▸ Exercise directions
The complete listing should be restated exactly.

Records from a collection
######
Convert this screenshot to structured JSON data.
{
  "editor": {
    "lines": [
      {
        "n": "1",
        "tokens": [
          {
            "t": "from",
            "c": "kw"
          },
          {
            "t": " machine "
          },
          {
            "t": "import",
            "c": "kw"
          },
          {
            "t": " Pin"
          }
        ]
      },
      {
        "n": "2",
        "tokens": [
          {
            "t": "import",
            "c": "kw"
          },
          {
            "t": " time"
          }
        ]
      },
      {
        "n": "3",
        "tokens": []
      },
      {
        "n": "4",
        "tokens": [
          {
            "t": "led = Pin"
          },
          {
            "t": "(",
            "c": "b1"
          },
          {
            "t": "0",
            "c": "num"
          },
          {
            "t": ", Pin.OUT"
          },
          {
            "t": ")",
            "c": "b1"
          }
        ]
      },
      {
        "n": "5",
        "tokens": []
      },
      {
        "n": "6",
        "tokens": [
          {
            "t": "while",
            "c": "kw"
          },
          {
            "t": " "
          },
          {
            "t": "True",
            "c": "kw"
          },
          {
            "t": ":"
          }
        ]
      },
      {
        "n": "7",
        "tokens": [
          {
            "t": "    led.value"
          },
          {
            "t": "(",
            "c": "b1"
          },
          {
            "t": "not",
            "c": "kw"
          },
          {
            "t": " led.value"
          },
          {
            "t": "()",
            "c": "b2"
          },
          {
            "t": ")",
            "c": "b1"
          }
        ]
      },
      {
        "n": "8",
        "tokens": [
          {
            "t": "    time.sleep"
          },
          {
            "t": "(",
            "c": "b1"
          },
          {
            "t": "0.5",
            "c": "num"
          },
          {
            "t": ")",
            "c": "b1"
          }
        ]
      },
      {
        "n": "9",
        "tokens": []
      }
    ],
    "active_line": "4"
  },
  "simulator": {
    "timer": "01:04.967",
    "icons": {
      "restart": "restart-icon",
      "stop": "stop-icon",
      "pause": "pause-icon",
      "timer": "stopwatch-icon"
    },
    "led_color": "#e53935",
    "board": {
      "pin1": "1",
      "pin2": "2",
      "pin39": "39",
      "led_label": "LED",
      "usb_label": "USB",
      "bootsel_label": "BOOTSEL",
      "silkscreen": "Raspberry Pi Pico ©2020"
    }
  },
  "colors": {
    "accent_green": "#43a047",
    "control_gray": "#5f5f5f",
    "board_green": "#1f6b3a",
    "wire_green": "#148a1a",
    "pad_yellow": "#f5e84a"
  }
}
######
▸ Answer for the task
Convert this screenshot to structured JSON data.
{
  "editor": {
    "lines": [
      {
        "n": "1",
        "tokens": [
          {
            "t": "from",
            "c": "kw"
          },
          {
            "t": " machine "
          },
          {
            "t": "import",
            "c": "kw"
          },
          {
            "t": " Pin"
          }
        ]
      },
      {
        "n": "2",
        "tokens": [
          {
            "t": "import",
            "c": "kw"
          },
          {
            "t": " time"
          }
        ]
      },
      {
        "n": "3",
        "tokens": []
      },
      {
        "n": "4",
        "tokens": [
          {
            "t": "led = Pin"
          },
          {
            "t": "(",
            "c": "b1"
          },
          {
            "t": "0",
            "c": "num"
          },
          {
            "t": ", Pin.OUT"
          },
          {
            "t": ")",
            "c": "b1"
          }
        ]
      },
      {
        "n": "5",
        "tokens": []
      },
      {
        "n": "6",
        "tokens": [
          {
            "t": "while",
            "c": "kw"
          },
          {
            "t": " "
          },
          {
            "t": "True",
            "c": "kw"
          },
          {
            "t": ":"
          }
        ]
      },
      {
        "n": "7",
        "tokens": [
          {
            "t": "    led.value"
          },
          {
            "t": "(",
            "c": "b1"
          },
          {
            "t": "not",
            "c": "kw"
          },
          {
            "t": " led.value"
          },
          {
            "t": "()",
            "c": "b2"
          },
          {
            "t": ")",
            "c": "b1"
          }
        ]
      },
      {
        "n": "8",
        "tokens": [
          {
            "t": "    time.sleep"
          },
          {
            "t": "(",
            "c": "b1"
          },
          {
            "t": "0.5",
            "c": "num"
          },
          {
            "t": ")",
            "c": "b1"
          }
        ]
      },
      {
        "n": "9",
        "tokens": []
      }
    ],
    "active_line": "4"
  },
  "simulator": {
    "timer": "01:04.967",
    "icons": {
      "restart": "restart-icon",
      "stop": "stop-icon",
      "pause": "pause-icon",
      "timer": "stopwatch-icon"
    },
    "led_color": "#e53935",
    "board": {
      "pin1": "1",
      "pin2": "2",
      "pin39": "39",
      "led_label": "LED",
      "usb_label": "USB",
      "bootsel_label": "BOOTSEL",
      "silkscreen": "Raspberry Pi Pico ©2020"
    }
  },
  "colors": {
    "accent_green": "#43a047",
    "control_gray": "#5f5f5f",
    "board_green": "#1f6b3a",
    "wire_green": "#148a1a",
    "pad_yellow": "#f5e84a"
  }
}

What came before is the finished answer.